Disgraced former prisons director to receive €103,000 annual salary for new role

Retired Colonel Alex Dalli, forced out of his job as prisons director last December following a raft of scandals including 13 deaths on his watch, has been granted a new €103,000 job by the government, The Shift can reveal.

Dalli has been posted overseas, as a government envoy in Libya, to “coordinate with the Libyan authorities on issues related to illegal migration”, according to a bilateral agreement signed between the two countries in 2020.

While the office from which Dalli will be working is unclear, except that it will be in Tripoli, the former prisons director will be receiving a financial package of €103,000 a year, according to his contract seen by The Shift and obtained through a Freedom of Information request.

The generous salary is topped with allowances that cover expenses related to communications, transport and compensation for living abroad, among other perks.

The contract is for one year but can be renewed every year, up to a maximum of six years. He is employed as a person of trust by Home Affairs Minister Byron Camilleri.

According to the previous contract he had as prisons director, also on a person of trust basis, the government could terminate Dalli’s contract with a month’s notice and no further obligations. Instead, the government chose to give Dalli, who is facing serious questions on potential human rights abuse at the Corradino Correctional Facility on his watch, another, more lucrative position in a country condemned by international human rights organisations for its treatment of asylum seekers.

Through his new overseas posting, Dalli will see his annual income increase by €35,000, above his previous salary as prison director of €68,000.

While Minister Byron Camilleri spent months defending Dalli’s track record in the face of an abnormal amount of deaths in prison, the former army pilot “suspended himself” in December as news emerged of the thirteenth dead body found in a cell.

§ **RECORDS SUPPLIED**:

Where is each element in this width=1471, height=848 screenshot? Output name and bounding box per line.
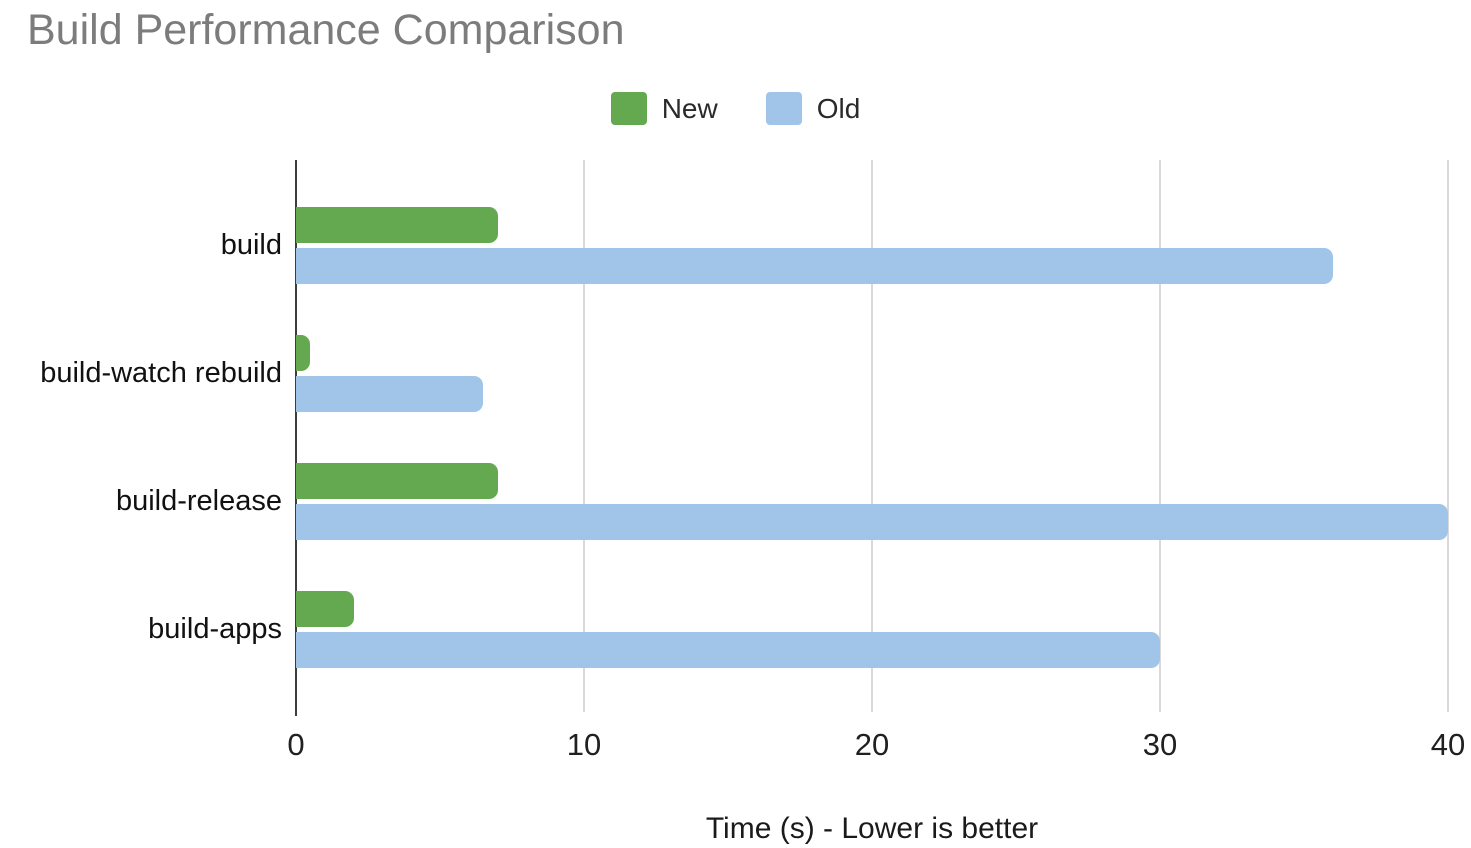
gridline-x-40 bbox=[1447, 160, 1449, 712]
category-label-build: build bbox=[220, 229, 282, 261]
category-label-build-apps: build-apps bbox=[148, 613, 282, 645]
x-tick-label-0: 0 bbox=[287, 727, 305, 762]
x-tick-label-30: 30 bbox=[1142, 727, 1178, 762]
chart-title: Build Performance Comparison bbox=[27, 6, 625, 54]
bar-new-build-apps bbox=[296, 590, 354, 627]
legend-item-new[interactable]: New bbox=[610, 92, 718, 125]
x-axis-tick-labels: 0 10 20 30 40 bbox=[287, 727, 1465, 768]
y-axis-line bbox=[295, 160, 297, 716]
legend-label-old: Old bbox=[816, 92, 861, 124]
bar-old-build-release bbox=[296, 503, 1448, 540]
bar-old-build-apps bbox=[296, 631, 1160, 668]
x-tick-label-20: 20 bbox=[854, 727, 890, 762]
bar-new-build-watch-rebuild bbox=[296, 334, 311, 371]
category-labels: build build-watch rebuild build-release bui… bbox=[0, 160, 282, 710]
bar-old-build-watch-rebuild bbox=[296, 375, 484, 412]
bar-new-build bbox=[296, 206, 498, 243]
x-axis-title: Time (s) - Lower is better bbox=[705, 812, 1039, 845]
category-label-build-release: build-release bbox=[115, 485, 282, 517]
x-tick-label-10: 10 bbox=[566, 727, 602, 762]
bar-new-build-release bbox=[296, 462, 498, 499]
x-tick-label-40: 40 bbox=[1430, 727, 1466, 762]
category-label-build-watch-rebuild: build-watch rebuild bbox=[40, 357, 282, 389]
gridline-x-20 bbox=[871, 160, 873, 712]
legend-label-new: New bbox=[661, 92, 718, 124]
plot-area bbox=[295, 160, 1449, 716]
legend-item-old[interactable]: Old bbox=[765, 92, 861, 125]
gridline-x-30 bbox=[1159, 160, 1161, 712]
legend: New Old bbox=[0, 92, 1471, 125]
legend-swatch-new-icon bbox=[610, 92, 647, 125]
bar-old-build bbox=[296, 247, 1333, 284]
gridline-x-10 bbox=[583, 160, 585, 712]
legend-swatch-old-icon bbox=[765, 92, 802, 125]
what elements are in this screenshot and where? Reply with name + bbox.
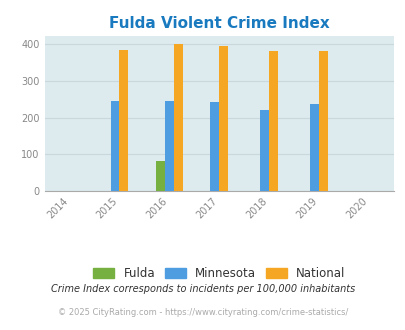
Bar — [110, 101, 119, 191]
Bar — [318, 51, 327, 191]
Bar — [156, 161, 164, 191]
Bar — [269, 51, 277, 191]
Text: © 2025 CityRating.com - https://www.cityrating.com/crime-statistics/: © 2025 CityRating.com - https://www.city… — [58, 308, 347, 317]
Title: Fulda Violent Crime Index: Fulda Violent Crime Index — [109, 16, 329, 31]
Bar — [260, 110, 269, 191]
Bar — [309, 104, 318, 191]
Bar — [164, 101, 173, 191]
Bar — [210, 102, 219, 191]
Bar — [219, 46, 228, 191]
Legend: Fulda, Minnesota, National: Fulda, Minnesota, National — [88, 262, 350, 285]
Text: Crime Index corresponds to incidents per 100,000 inhabitants: Crime Index corresponds to incidents per… — [51, 284, 354, 294]
Bar — [119, 50, 128, 191]
Bar — [173, 45, 182, 191]
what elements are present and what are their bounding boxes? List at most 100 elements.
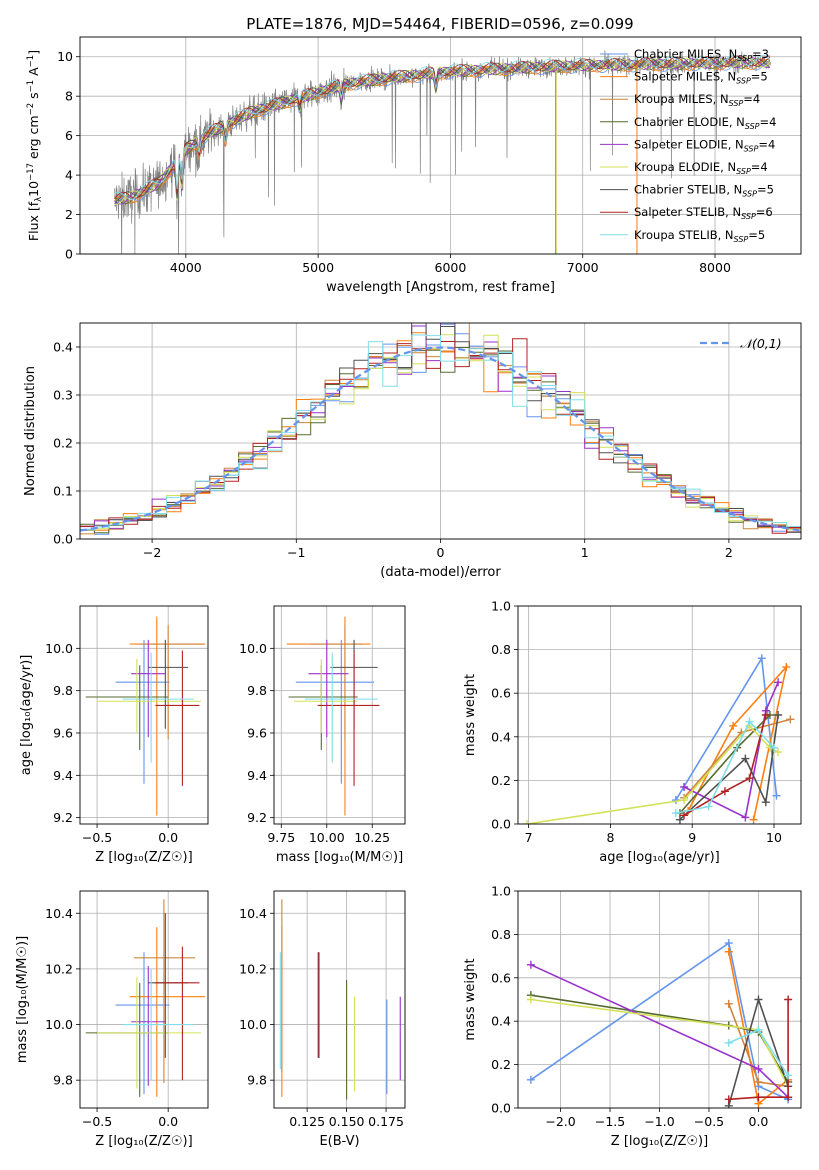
weight_vs_age-series-line [683, 718, 791, 799]
weight_vs_age-plot-area [522, 654, 795, 824]
legend-label: Chabrier STELIB, NSSP=5 [634, 183, 774, 199]
weight_vs_age-marker [774, 711, 783, 719]
spectrum-ytick-label: 4 [65, 168, 73, 183]
mass_vs_Z-point-1 [129, 927, 206, 1097]
mass_vs_Z-ytick-label: 10.0 [45, 1017, 73, 1032]
mass_vs_ebv-xtick-label: 0.150 [329, 1114, 365, 1129]
weight_vs_age-marker [680, 811, 689, 820]
residuals-xtick-label: −2 [143, 545, 161, 560]
age_vs_Z-ytick-label: 9.6 [53, 725, 73, 740]
spectrum-xtick-label: 7000 [567, 260, 599, 275]
age_vs_Z-frame [79, 605, 209, 825]
age_vs_Z-plot-area [85, 616, 206, 816]
weight_vs_Z-xtick-label: −2.0 [545, 1114, 575, 1129]
legend-label-tail: =4 [751, 160, 768, 174]
legend-label-sub: SSP [737, 54, 752, 63]
legend-label-tail: =5 [757, 183, 774, 197]
weight_vs_Z-marker [754, 1093, 763, 1102]
residual-legend-label: 𝒩(0,1) [740, 336, 782, 351]
spectrum-ylabel-part: A [26, 67, 41, 80]
legend-label-main: Kroupa MILES, N [634, 92, 729, 106]
weight_vs_age-marker [749, 815, 758, 824]
spectrum-xtick-label: 4000 [170, 260, 202, 275]
mass_vs_ebv-grid [274, 891, 405, 1108]
weight_vs_Z-ytick-label: 0.6 [491, 970, 511, 985]
legend-label-tail: =5 [751, 70, 768, 84]
weight_vs_age-panel: 7 8 9 10 0.0 0.2 0.4 0.6 0.8 1.0 age [log₁₀(age/yr… [463, 599, 802, 865]
weight_vs_Z-marker [754, 995, 763, 1004]
age_vs_mass-frame [273, 605, 406, 825]
age_vs_Z-ytick-label: 10.0 [45, 641, 73, 656]
legend-label-tail: =4 [758, 137, 775, 151]
legend-label-tail: =5 [748, 228, 765, 242]
weight_vs_age-ytick-label: 1.0 [491, 599, 511, 614]
weight_vs_age-marker [745, 774, 754, 783]
age_vs_mass-grid [274, 606, 405, 824]
legend-label-tail: =6 [756, 205, 773, 219]
legend-label-main: Kroupa ELODIE, N [634, 160, 736, 174]
legend-label-main: Chabrier ELODIE, N [634, 115, 745, 129]
spectrum-ylabel-part: −1 [26, 55, 36, 68]
age_vs_Z-point-0 [115, 639, 170, 784]
residuals-xtick-label: 0 [437, 545, 445, 560]
mass_vs_Z-xtick-label: 0.0 [158, 1114, 178, 1129]
weight_vs_age-ytick-label: 0.8 [491, 642, 511, 657]
weight_vs_age-ytick-label: 0.6 [491, 686, 511, 701]
legend-label: Salpeter ELODIE, NSSP=4 [634, 137, 775, 153]
residuals-xtick-label: −1 [287, 545, 305, 560]
legend-label: Kroupa STELIB, NSSP=5 [634, 228, 765, 244]
legend-label-sub: SSP [742, 190, 757, 199]
weight_vs_age-marker [761, 711, 770, 719]
residuals-ytick-label: 0.2 [53, 436, 73, 451]
spectrum-ytick-label: 10 [57, 49, 73, 64]
weight_vs_age-marker [774, 748, 783, 757]
spectrum-xtick-label: 5000 [302, 260, 334, 275]
weight_vs_Z-marker [526, 960, 535, 969]
mass_vs_Z-frame [79, 890, 209, 1109]
spectrum-panel: 4000 5000 6000 7000 8000 0 2 4 6 8 10 wavelength [A… [26, 36, 802, 295]
legend-label-sub: SSP [736, 77, 751, 86]
legend-label-sub: SSP [744, 144, 759, 153]
age_vs_mass-point-0 [295, 639, 375, 784]
residual-histogram-8 [80, 334, 801, 539]
spectrum-ylabel-part: −1 [26, 80, 36, 93]
age_vs_mass-point-8 [304, 652, 378, 763]
weight_vs_Z-marker [784, 995, 793, 1004]
age_vs_Z-point-4 [131, 639, 166, 738]
spectrum-ytick-label: 8 [65, 89, 73, 104]
weight_vs_age-series-line [675, 720, 775, 814]
mass_vs_ebv-frame [273, 890, 406, 1109]
age_vs_Z-xtick-label: 0.0 [158, 830, 178, 845]
weight_vs_Z-marker [724, 1038, 733, 1047]
weight_vs_age-marker [741, 813, 750, 822]
weight_vs_age-series-line [683, 681, 779, 819]
age_vs_Z-point-7 [155, 650, 200, 786]
weight_vs_Z-xtick-label: −1.5 [595, 1114, 625, 1129]
weight_vs_age-xtick-label: 7 [525, 830, 533, 845]
residuals-xlabel: (data-model)/error [380, 565, 501, 580]
weight_vs_age-xlabel: age [log₁₀(age/yr)] [599, 850, 720, 865]
spectrum-ytick-label: 0 [65, 247, 73, 262]
weight_vs_Z-marker [784, 1071, 793, 1080]
weight_vs_Z-marker [526, 995, 535, 1004]
residuals-plot-area [80, 323, 801, 539]
mass_vs_ebv-panel: 0.125 0.150 0.175 9.8 10.0 10.2 10.4 E(B-V) [239, 890, 406, 1149]
weight_vs_age-ytick-label: 0.0 [491, 817, 511, 832]
age_vs_mass-ytick-label: 9.8 [247, 683, 267, 698]
legend-label: Kroupa ELODIE, NSSP=4 [634, 160, 768, 176]
residuals-ytick-label: 0.0 [53, 532, 73, 547]
age_vs_mass-point-1 [286, 616, 371, 816]
legend-label-tail: =3 [752, 47, 769, 61]
mass_vs_Z-ytick-label: 10.4 [45, 906, 73, 921]
weight_vs_age-marker [675, 815, 684, 824]
weight_vs_Z-ytick-label: 0.8 [491, 927, 511, 942]
weight_vs_age-marker [741, 754, 750, 763]
age_vs_mass-point-3 [288, 665, 358, 750]
legend-label-main: Salpeter MILES, N [634, 70, 736, 84]
spectrum-ytick-label: 2 [65, 207, 73, 222]
weight_vs_age-marker [770, 743, 779, 752]
legend-label-sub: SSP [745, 122, 760, 131]
legend-label-main: Salpeter ELODIE, N [634, 137, 744, 151]
normal-reference-curve [80, 346, 801, 532]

§ **WHAT TO WORK ON**: Continue the news article about Alex Dalli's €103,000 envoy posting in Libya, picking up right after its last sentence.

§ **RESULT**:
Minister Camilleri had said that he would be using “Dalli’s talents” in another area, which is now clear is in Libya on the sensitive issue of migration.

The Shift is informed that Dalli’s new role is to manage one of two ‘migration coordination centres’ agreed through a Memorandum of Understanding (MOU) signed between Prime Minister Robert Abela and Fayez al-Sarraj, the Head the Government of National Accord until 2021.

Robert Abela and Fayez al-Sarraj signing the MoU in May 2020.

According to this agreement, Malta and Libya agreed to set up a three-man coordination unit in each country to assist in operations against illegal migration. These two centres will be based in Valletta and Tripoli, each with three officials from each country.

All expenses incurred, including those on the Libyan side, are being forked out by Maltese taxpayers.

International organisations, such as Amnesty International, have already raised concerns about this new ‘initiative’, fearing that the so-called coordination centres will be used for pushbacks of asylum seekers trying to cross over to Europe.

Alex Dalli will now be Malta’s official in Libya together with two Libyan officers posted in the coordinating centre.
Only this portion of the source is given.